# SUPPLIED RECORDS start

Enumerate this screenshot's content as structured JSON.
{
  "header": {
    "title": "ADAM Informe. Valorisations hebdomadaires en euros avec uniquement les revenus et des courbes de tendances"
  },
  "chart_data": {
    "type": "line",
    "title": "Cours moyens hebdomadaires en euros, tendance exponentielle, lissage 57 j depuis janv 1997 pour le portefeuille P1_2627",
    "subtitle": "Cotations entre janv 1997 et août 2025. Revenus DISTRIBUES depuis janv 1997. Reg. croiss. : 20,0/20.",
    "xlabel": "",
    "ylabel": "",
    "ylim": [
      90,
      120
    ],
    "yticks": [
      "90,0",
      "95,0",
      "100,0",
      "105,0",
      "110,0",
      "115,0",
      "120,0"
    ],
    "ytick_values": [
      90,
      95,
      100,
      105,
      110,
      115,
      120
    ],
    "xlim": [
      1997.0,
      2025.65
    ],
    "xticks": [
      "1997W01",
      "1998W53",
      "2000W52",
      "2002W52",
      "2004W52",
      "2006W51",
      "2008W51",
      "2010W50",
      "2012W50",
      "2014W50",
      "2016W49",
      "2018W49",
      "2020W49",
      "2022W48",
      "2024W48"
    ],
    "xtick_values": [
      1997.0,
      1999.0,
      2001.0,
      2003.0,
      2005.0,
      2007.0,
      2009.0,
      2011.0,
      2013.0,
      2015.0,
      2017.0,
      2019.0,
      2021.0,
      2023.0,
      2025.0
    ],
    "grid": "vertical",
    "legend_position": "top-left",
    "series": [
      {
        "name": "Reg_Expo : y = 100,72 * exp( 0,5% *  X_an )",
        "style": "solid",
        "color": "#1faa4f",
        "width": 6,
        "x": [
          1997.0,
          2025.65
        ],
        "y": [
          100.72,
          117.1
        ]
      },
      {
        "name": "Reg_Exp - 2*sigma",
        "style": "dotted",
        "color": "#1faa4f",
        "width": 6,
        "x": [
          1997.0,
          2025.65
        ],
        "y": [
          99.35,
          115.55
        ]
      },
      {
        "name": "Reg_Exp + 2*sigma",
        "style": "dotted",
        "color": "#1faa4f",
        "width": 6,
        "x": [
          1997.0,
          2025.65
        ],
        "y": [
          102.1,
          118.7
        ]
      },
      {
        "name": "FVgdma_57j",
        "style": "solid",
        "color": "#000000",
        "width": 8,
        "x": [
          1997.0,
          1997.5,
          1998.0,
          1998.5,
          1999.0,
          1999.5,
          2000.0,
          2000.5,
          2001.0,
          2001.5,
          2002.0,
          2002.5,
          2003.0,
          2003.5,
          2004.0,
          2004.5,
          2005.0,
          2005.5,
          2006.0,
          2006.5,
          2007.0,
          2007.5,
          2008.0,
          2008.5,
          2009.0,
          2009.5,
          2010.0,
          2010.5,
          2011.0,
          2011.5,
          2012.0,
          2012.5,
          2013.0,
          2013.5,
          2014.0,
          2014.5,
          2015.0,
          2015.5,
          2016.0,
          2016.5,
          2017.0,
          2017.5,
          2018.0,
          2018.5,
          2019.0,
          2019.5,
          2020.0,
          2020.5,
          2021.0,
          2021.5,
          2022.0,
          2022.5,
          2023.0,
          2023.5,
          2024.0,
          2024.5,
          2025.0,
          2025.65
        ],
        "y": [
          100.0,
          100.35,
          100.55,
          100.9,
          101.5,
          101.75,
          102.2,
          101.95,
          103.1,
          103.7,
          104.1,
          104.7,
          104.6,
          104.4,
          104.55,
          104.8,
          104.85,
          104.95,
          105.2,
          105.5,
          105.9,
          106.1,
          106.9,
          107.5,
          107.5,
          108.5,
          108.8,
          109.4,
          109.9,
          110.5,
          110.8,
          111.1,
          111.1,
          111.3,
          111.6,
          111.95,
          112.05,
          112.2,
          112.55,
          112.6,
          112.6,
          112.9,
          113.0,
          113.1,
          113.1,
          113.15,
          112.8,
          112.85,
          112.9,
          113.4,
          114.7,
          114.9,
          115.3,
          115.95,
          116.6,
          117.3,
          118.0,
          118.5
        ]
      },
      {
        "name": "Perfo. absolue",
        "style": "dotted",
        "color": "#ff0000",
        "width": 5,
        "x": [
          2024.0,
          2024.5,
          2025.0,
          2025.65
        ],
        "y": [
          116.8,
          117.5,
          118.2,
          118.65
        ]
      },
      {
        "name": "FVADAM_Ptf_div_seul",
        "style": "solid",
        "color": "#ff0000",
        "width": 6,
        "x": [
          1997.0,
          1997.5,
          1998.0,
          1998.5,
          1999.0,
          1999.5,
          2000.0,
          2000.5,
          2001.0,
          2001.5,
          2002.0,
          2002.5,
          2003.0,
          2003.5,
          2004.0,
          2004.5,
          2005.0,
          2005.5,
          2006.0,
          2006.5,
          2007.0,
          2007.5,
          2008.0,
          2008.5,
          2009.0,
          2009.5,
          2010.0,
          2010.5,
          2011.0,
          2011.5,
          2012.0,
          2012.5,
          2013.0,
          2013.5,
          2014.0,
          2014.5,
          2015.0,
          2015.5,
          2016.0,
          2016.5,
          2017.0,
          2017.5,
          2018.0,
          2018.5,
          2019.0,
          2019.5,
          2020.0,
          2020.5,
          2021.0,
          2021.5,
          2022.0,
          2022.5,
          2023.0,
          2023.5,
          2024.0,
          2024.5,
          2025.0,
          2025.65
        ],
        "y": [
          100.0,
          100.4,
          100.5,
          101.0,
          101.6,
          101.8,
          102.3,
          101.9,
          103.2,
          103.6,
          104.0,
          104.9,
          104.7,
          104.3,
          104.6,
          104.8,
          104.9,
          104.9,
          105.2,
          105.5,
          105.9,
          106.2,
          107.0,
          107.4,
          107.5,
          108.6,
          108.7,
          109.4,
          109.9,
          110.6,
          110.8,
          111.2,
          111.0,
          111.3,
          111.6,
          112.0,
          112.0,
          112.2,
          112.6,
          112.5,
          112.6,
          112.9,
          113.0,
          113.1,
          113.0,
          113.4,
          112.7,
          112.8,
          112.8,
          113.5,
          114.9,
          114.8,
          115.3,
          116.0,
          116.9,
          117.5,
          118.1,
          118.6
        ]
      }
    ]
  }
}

# SUPPLIED RECORDS end

SET TASK: All of the entries should be written out again exactly.

ANSWER TO THIS TASK:
Enumerate this screenshot's content as structured JSON.
{
  "header": {
    "title": "ADAM Informe. Valorisations hebdomadaires en euros avec uniquement les revenus et des courbes de tendances"
  },
  "chart_data": {
    "type": "line",
    "title": "Cours moyens hebdomadaires en euros, tendance exponentielle, lissage 57 j depuis janv 1997 pour le portefeuille P1_2627",
    "subtitle": "Cotations entre janv 1997 et août 2025. Revenus DISTRIBUES depuis janv 1997. Reg. croiss. : 20,0/20.",
    "xlabel": "",
    "ylabel": "",
    "ylim": [
      90,
      120
    ],
    "yticks": [
      "90,0",
      "95,0",
      "100,0",
      "105,0",
      "110,0",
      "115,0",
      "120,0"
    ],
    "ytick_values": [
      90,
      95,
      100,
      105,
      110,
      115,
      120
    ],
    "xlim": [
      1997.0,
      2025.65
    ],
    "xticks": [
      "1997W01",
      "1998W53",
      "2000W52",
      "2002W52",
      "2004W52",
      "2006W51",
      "2008W51",
      "2010W50",
      "2012W50",
      "2014W50",
      "2016W49",
      "2018W49",
      "2020W49",
      "2022W48",
      "2024W48"
    ],
    "xtick_values": [
      1997.0,
      1999.0,
      2001.0,
      2003.0,
      2005.0,
      2007.0,
      2009.0,
      2011.0,
      2013.0,
      2015.0,
      2017.0,
      2019.0,
      2021.0,
      2023.0,
      2025.0
    ],
    "grid": "vertical",
    "legend_position": "top-left",
    "series": [
      {
        "name": "Reg_Expo : y = 100,72 * exp( 0,5% *  X_an )",
        "style": "solid",
        "color": "#1faa4f",
        "width": 6,
        "x": [
          1997.0,
          2025.65
        ],
        "y": [
          100.72,
          117.1
        ]
      },
      {
        "name": "Reg_Exp - 2*sigma",
        "style": "dotted",
        "color": "#1faa4f",
        "width": 6,
        "x": [
          1997.0,
          2025.65
        ],
        "y": [
          99.35,
          115.55
        ]
      },
      {
        "name": "Reg_Exp + 2*sigma",
        "style": "dotted",
        "color": "#1faa4f",
        "width": 6,
        "x": [
          1997.0,
          2025.65
        ],
        "y": [
          102.1,
          118.7
        ]
      },
      {
        "name": "FVgdma_57j",
        "style": "solid",
        "color": "#000000",
        "width": 8,
        "x": [
          1997.0,
          1997.5,
          1998.0,
          1998.5,
          1999.0,
          1999.5,
          2000.0,
          2000.5,
          2001.0,
          2001.5,
          2002.0,
          2002.5,
          2003.0,
          2003.5,
          2004.0,
          2004.5,
          2005.0,
          2005.5,
          2006.0,
          2006.5,
          2007.0,
          2007.5,
          2008.0,
          2008.5,
          2009.0,
          2009.5,
          2010.0,
          2010.5,
          2011.0,
          2011.5,
          2012.0,
          2012.5,
          2013.0,
          2013.5,
          2014.0,
          2014.5,
          2015.0,
          2015.5,
          2016.0,
          2016.5,
          2017.0,
          2017.5,
          2018.0,
          2018.5,
          2019.0,
          2019.5,
          2020.0,
          2020.5,
          2021.0,
          2021.5,
          2022.0,
          2022.5,
          2023.0,
          2023.5,
          2024.0,
          2024.5,
          2025.0,
          2025.65
        ],
        "y": [
          100.0,
          100.35,
          100.55,
          100.9,
          101.5,
          101.75,
          102.2,
          101.95,
          103.1,
          103.7,
          104.1,
          104.7,
          104.6,
          104.4,
          104.55,
          104.8,
          104.85,
          104.95,
          105.2,
          105.5,
          105.9,
          106.1,
          106.9,
          107.5,
          107.5,
          108.5,
          108.8,
          109.4,
          109.9,
          110.5,
          110.8,
          111.1,
          111.1,
          111.3,
          111.6,
          111.95,
          112.05,
          112.2,
          112.55,
          112.6,
          112.6,
          112.9,
          113.0,
          113.1,
          113.1,
          113.15,
          112.8,
          112.85,
          112.9,
          113.4,
          114.7,
          114.9,
          115.3,
          115.95,
          116.6,
          117.3,
          118.0,
          118.5
        ]
      },
      {
        "name": "Perfo. absolue",
        "style": "dotted",
        "color": "#ff0000",
        "width": 5,
        "x": [
          2024.0,
          2024.5,
          2025.0,
          2025.65
        ],
        "y": [
          116.8,
          117.5,
          118.2,
          118.65
        ]
      },
      {
        "name": "FVADAM_Ptf_div_seul",
        "style": "solid",
        "color": "#ff0000",
        "width": 6,
        "x": [
          1997.0,
          1997.5,
          1998.0,
          1998.5,
          1999.0,
          1999.5,
          2000.0,
          2000.5,
          2001.0,
          2001.5,
          2002.0,
          2002.5,
          2003.0,
          2003.5,
          2004.0,
          2004.5,
          2005.0,
          2005.5,
          2006.0,
          2006.5,
          2007.0,
          2007.5,
          2008.0,
          2008.5,
          2009.0,
          2009.5,
          2010.0,
          2010.5,
          2011.0,
          2011.5,
          2012.0,
          2012.5,
          2013.0,
          2013.5,
          2014.0,
          2014.5,
          2015.0,
          2015.5,
          2016.0,
          2016.5,
          2017.0,
          2017.5,
          2018.0,
          2018.5,
          2019.0,
          2019.5,
          2020.0,
          2020.5,
          2021.0,
          2021.5,
          2022.0,
          2022.5,
          2023.0,
          2023.5,
          2024.0,
          2024.5,
          2025.0,
          2025.65
        ],
        "y": [
          100.0,
          100.4,
          100.5,
          101.0,
          101.6,
          101.8,
          102.3,
          101.9,
          103.2,
          103.6,
          104.0,
          104.9,
          104.7,
          104.3,
          104.6,
          104.8,
          104.9,
          104.9,
          105.2,
          105.5,
          105.9,
          106.2,
          107.0,
          107.4,
          107.5,
          108.6,
          108.7,
          109.4,
          109.9,
          110.6,
          110.8,
          111.2,
          111.0,
          111.3,
          111.6,
          112.0,
          112.0,
          112.2,
          112.6,
          112.5,
          112.6,
          112.9,
          113.0,
          113.1,
          113.0,
          113.4,
          112.7,
          112.8,
          112.8,
          113.5,
          114.9,
          114.8,
          115.3,
          116.0,
          116.9,
          117.5,
          118.1,
          118.6
        ]
      }
    ]
  }
}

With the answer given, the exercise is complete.